↓

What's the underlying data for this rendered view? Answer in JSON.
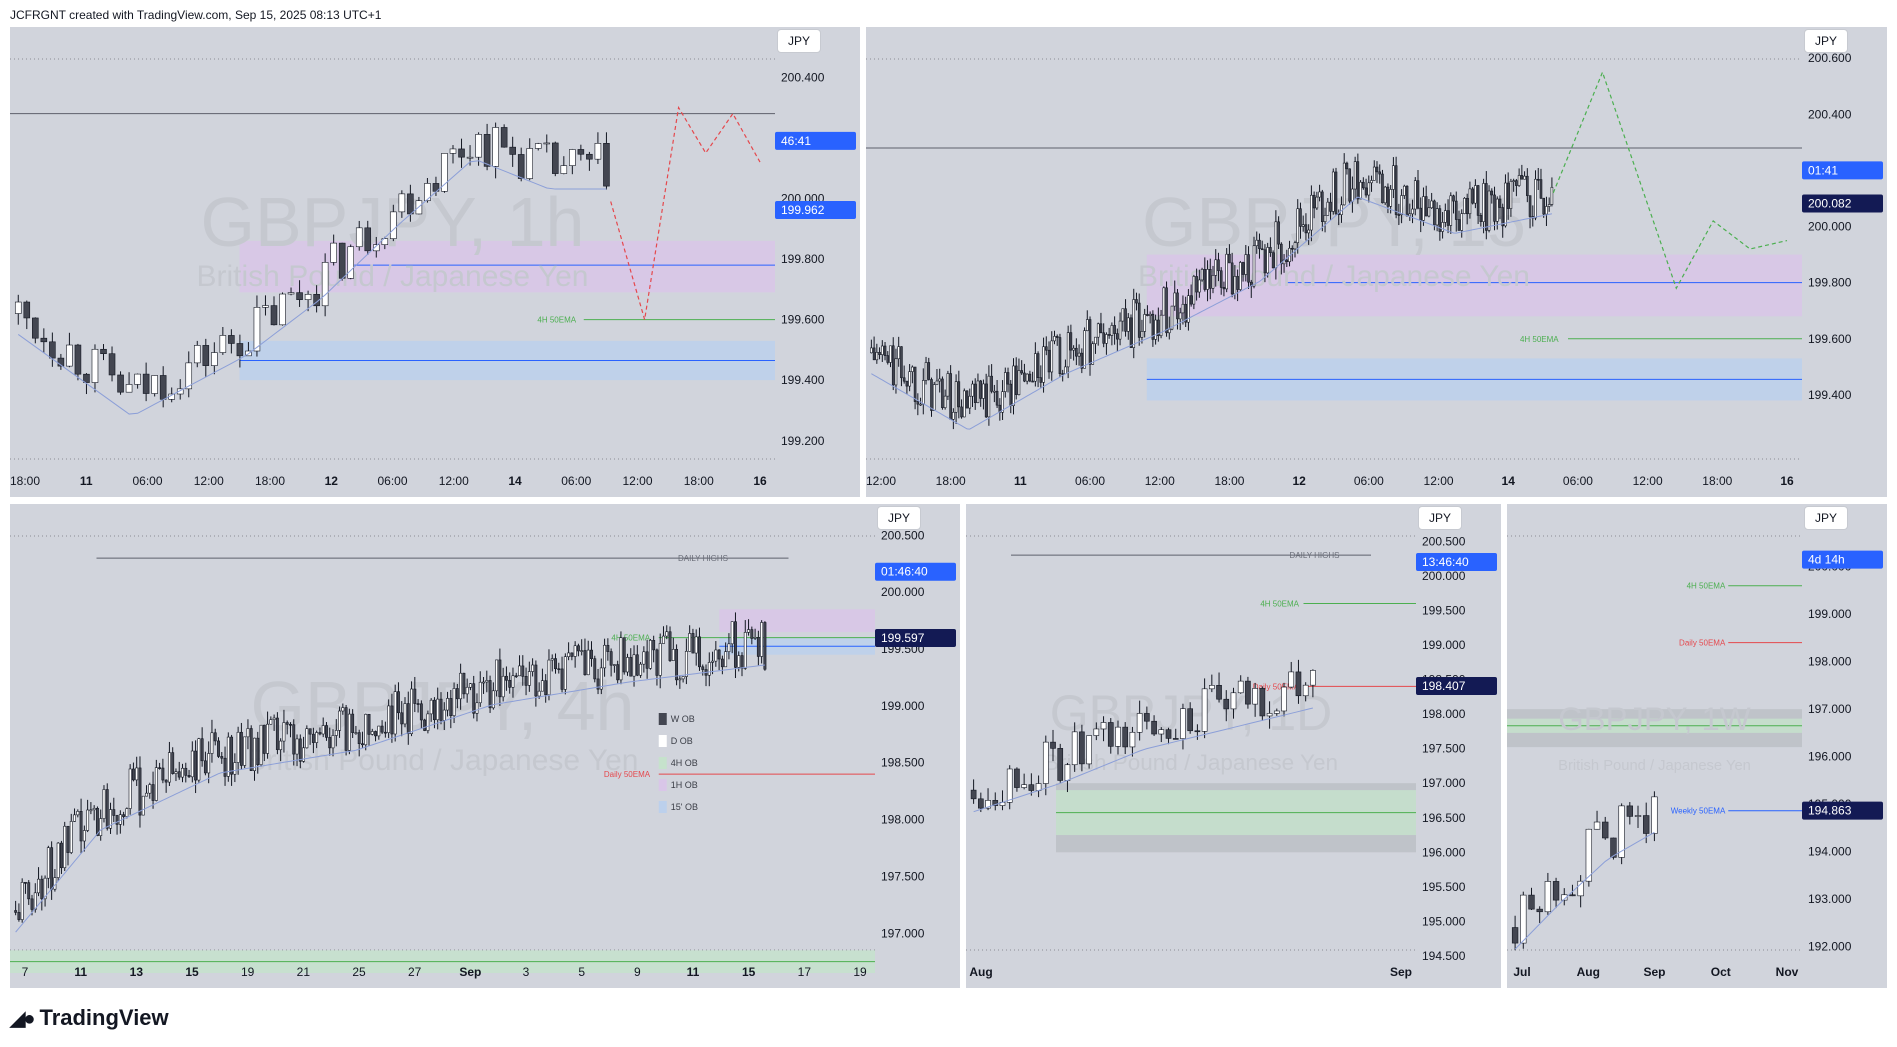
{
  "header": {
    "credit": "JCFRGNT created with TradingView.com, Sep 15, 2025 08:13 UTC+1"
  },
  "footer": {
    "brand": "TradingView",
    "logo_icon": "tradingview-logo-icon"
  },
  "colors": {
    "panel_bg": "#d1d4dc",
    "bull": "#ffffff",
    "bear": "#434651",
    "wick": "#131722",
    "ema": "#8c9fd8",
    "zone_blue": "#bcd0ec",
    "zone_purple": "#d9c6e8",
    "zone_green": "#c6e2cc",
    "zone_grey": "#bcbfc6",
    "price_tag": "#2962ff",
    "price_tag_dark": "#131a54",
    "projection_red": "#e5484d",
    "projection_green": "#4caf50"
  },
  "chart_data": [
    {
      "id": "p1",
      "type": "candlestick",
      "watermark": "GBPJPY, 1h",
      "watermark_sub": "British Pound / Japanese Yen",
      "currency": "JPY",
      "ylim": [
        199.12,
        200.5
      ],
      "y_ticks": [
        "200.400",
        "200",
        "200.000",
        "199.800",
        "199.600",
        "199.400",
        "199.200"
      ],
      "y_tick_values": [
        200.4,
        200.2,
        200.0,
        199.8,
        199.6,
        199.4,
        199.2
      ],
      "x_ticks": [
        "18:00",
        "11",
        "06:00",
        "12:00",
        "18:00",
        "12",
        "06:00",
        "12:00",
        "14",
        "06:00",
        "12:00",
        "18:00",
        "16"
      ],
      "countdown": "46:41",
      "countdown_value": 200.19,
      "last_price": "199.962",
      "last_value": 199.962,
      "ema_label": "4H 50EMA",
      "ema_value": 199.6,
      "level": 200.28,
      "trend": [
        [
          0,
          199.62
        ],
        [
          12,
          199.35
        ],
        [
          24,
          199.55
        ],
        [
          32,
          199.74
        ],
        [
          40,
          199.98
        ],
        [
          48,
          200.2
        ],
        [
          56,
          200.1
        ],
        [
          62,
          200.1
        ]
      ],
      "projection": [
        [
          0,
          199.99
        ],
        [
          5,
          199.6
        ],
        [
          10,
          200.3
        ],
        [
          14,
          200.15
        ],
        [
          18,
          200.28
        ],
        [
          22,
          200.12
        ]
      ],
      "projection_color": "red",
      "zones": [
        [
          199.86,
          199.69,
          "purple"
        ],
        [
          199.78,
          199.76,
          "blue_line"
        ],
        [
          199.53,
          199.4,
          "blue"
        ]
      ]
    },
    {
      "id": "p2",
      "type": "candlestick",
      "watermark": "GBPJPY, 15",
      "watermark_sub": "British Pound / Japanese Yen",
      "currency": "JPY",
      "ylim": [
        199.15,
        200.64
      ],
      "y_ticks": [
        "200.600",
        "200.400",
        "200",
        "200.000",
        "199.800",
        "199.600",
        "199.400"
      ],
      "y_tick_values": [
        200.6,
        200.4,
        200.2,
        200.0,
        199.8,
        199.6,
        199.4
      ],
      "x_ticks": [
        "12:00",
        "18:00",
        "11",
        "06:00",
        "12:00",
        "18:00",
        "12",
        "06:00",
        "12:00",
        "14",
        "06:00",
        "12:00",
        "18:00",
        "16"
      ],
      "countdown": "01:41",
      "countdown_value": 200.2,
      "last_price": "200.082",
      "last_value": 200.082,
      "ema_label": "4H 50EMA",
      "ema_value": 199.6,
      "level": 200.28,
      "trend": [
        [
          0,
          199.55
        ],
        [
          35,
          199.35
        ],
        [
          70,
          199.55
        ],
        [
          105,
          199.7
        ],
        [
          140,
          199.88
        ],
        [
          175,
          200.18
        ],
        [
          210,
          200.05
        ],
        [
          245,
          200.12
        ]
      ],
      "projection": [
        [
          0,
          200.12
        ],
        [
          8,
          200.55
        ],
        [
          20,
          199.78
        ],
        [
          26,
          200.02
        ],
        [
          32,
          199.92
        ],
        [
          38,
          199.95
        ]
      ],
      "projection_color": "green",
      "zones": [
        [
          199.9,
          199.68,
          "purple"
        ],
        [
          199.8,
          199.76,
          "blue_line"
        ],
        [
          199.53,
          199.38,
          "blue"
        ]
      ]
    },
    {
      "id": "p3",
      "type": "candlestick",
      "watermark": "GBPJPY, 4h",
      "watermark_sub": "British Pound / Japanese Yen",
      "currency": "JPY",
      "ylim": [
        196.8,
        200.6
      ],
      "y_ticks": [
        "200.500",
        "200.000",
        "199.500",
        "199.000",
        "198.500",
        "198.000",
        "197.500",
        "197.000"
      ],
      "y_tick_values": [
        200.5,
        200.0,
        199.5,
        199.0,
        198.5,
        198.0,
        197.5,
        197.0
      ],
      "x_ticks": [
        "7",
        "11",
        "13",
        "15",
        "19",
        "21",
        "25",
        "27",
        "Sep",
        "3",
        "5",
        "9",
        "11",
        "15",
        "17",
        "19"
      ],
      "countdown": "01:46:40",
      "countdown_value": 200.18,
      "last_price": "199.597",
      "last_value": 199.597,
      "ema_label": "4H 50EMA",
      "ema_value": 199.6,
      "daily_ema_label": "Daily 50EMA",
      "daily_ema_value": 198.4,
      "highs_label": "DAILY HIGHS",
      "level": 200.3,
      "trend": [
        [
          0,
          197.2
        ],
        [
          25,
          198.1
        ],
        [
          60,
          198.6
        ],
        [
          100,
          198.8
        ],
        [
          140,
          199.2
        ],
        [
          180,
          199.4
        ],
        [
          220,
          199.55
        ]
      ],
      "zones": [
        [
          199.85,
          199.65,
          "purple"
        ],
        [
          199.6,
          199.45,
          "blue"
        ],
        [
          196.85,
          196.65,
          "green"
        ]
      ],
      "legend": [
        "W OB",
        "D OB",
        "4H OB",
        "1H OB",
        "15' OB"
      ]
    },
    {
      "id": "p4",
      "type": "candlestick",
      "watermark": "GBPJPY, 1D",
      "watermark_sub": "British Pound / Japanese Yen",
      "currency": "JPY",
      "ylim": [
        194.5,
        200.75
      ],
      "y_ticks": [
        "200.500",
        "200.000",
        "199.500",
        "199.000",
        "198.500",
        "198.000",
        "197.500",
        "197.000",
        "196.500",
        "196.000",
        "195.500",
        "195.000",
        "194.500"
      ],
      "y_tick_values": [
        200.5,
        200.0,
        199.5,
        199.0,
        198.5,
        198.0,
        197.5,
        197.0,
        196.5,
        196.0,
        195.5,
        195.0,
        194.5
      ],
      "x_ticks": [
        "Aug",
        "Sep"
      ],
      "countdown": "13:46:40",
      "countdown_value": 200.2,
      "last_price": "198.407",
      "last_value": 198.407,
      "ema_label": "4H 50EMA",
      "ema_value": 199.6,
      "daily_ema_label": "Daily 50EMA",
      "daily_ema_value": 198.4,
      "highs_label": "DAILY HIGHS",
      "level": 200.3,
      "trend": [
        [
          0,
          196.9
        ],
        [
          10,
          197.3
        ],
        [
          20,
          197.8
        ],
        [
          30,
          198.1
        ],
        [
          40,
          198.4
        ]
      ],
      "zones": [
        [
          197.0,
          196.0,
          "grey"
        ],
        [
          196.9,
          196.25,
          "green"
        ]
      ]
    },
    {
      "id": "p5",
      "type": "candlestick",
      "watermark": "GBPJPY, 1W",
      "watermark_sub": "British Pound / Japanese Yen",
      "currency": "JPY",
      "ylim": [
        191.8,
        200.9
      ],
      "y_ticks": [
        "200.000",
        "199.000",
        "198.000",
        "197.000",
        "196.000",
        "195.000",
        "194.000",
        "193.000",
        "192.000"
      ],
      "y_tick_values": [
        200.0,
        199.0,
        198.0,
        197.0,
        196.0,
        195.0,
        194.0,
        193.0,
        192.0
      ],
      "x_ticks": [
        "Jul",
        "Aug",
        "Sep",
        "Oct",
        "Nov"
      ],
      "countdown": "4d 14h",
      "countdown_value": 200.15,
      "last_price": "194.863",
      "last_value": 194.863,
      "ema_label": "4H 50EMA",
      "ema_value": 199.6,
      "daily_ema_label": "Daily 50EMA",
      "daily_ema_value": 198.4,
      "weekly_ema_label": "Weekly 50EMA",
      "weekly_ema_value": 194.86,
      "trend": [
        [
          0,
          192.4
        ],
        [
          6,
          193.4
        ],
        [
          12,
          194.3
        ],
        [
          18,
          194.86
        ]
      ],
      "zones": [
        [
          197.0,
          196.2,
          "grey"
        ],
        [
          196.8,
          196.5,
          "green"
        ]
      ]
    }
  ]
}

↑

- CHALLENGE:
Pull out every line containing "GBPJPY".

- WORKED ANSWER:
      "watermark": "GBPJPY, 1h",
      "watermark": "GBPJPY, 15",
      "watermark": "GBPJPY, 4h",
      "watermark": "GBPJPY, 1D",
      "watermark": "GBPJPY, 1W",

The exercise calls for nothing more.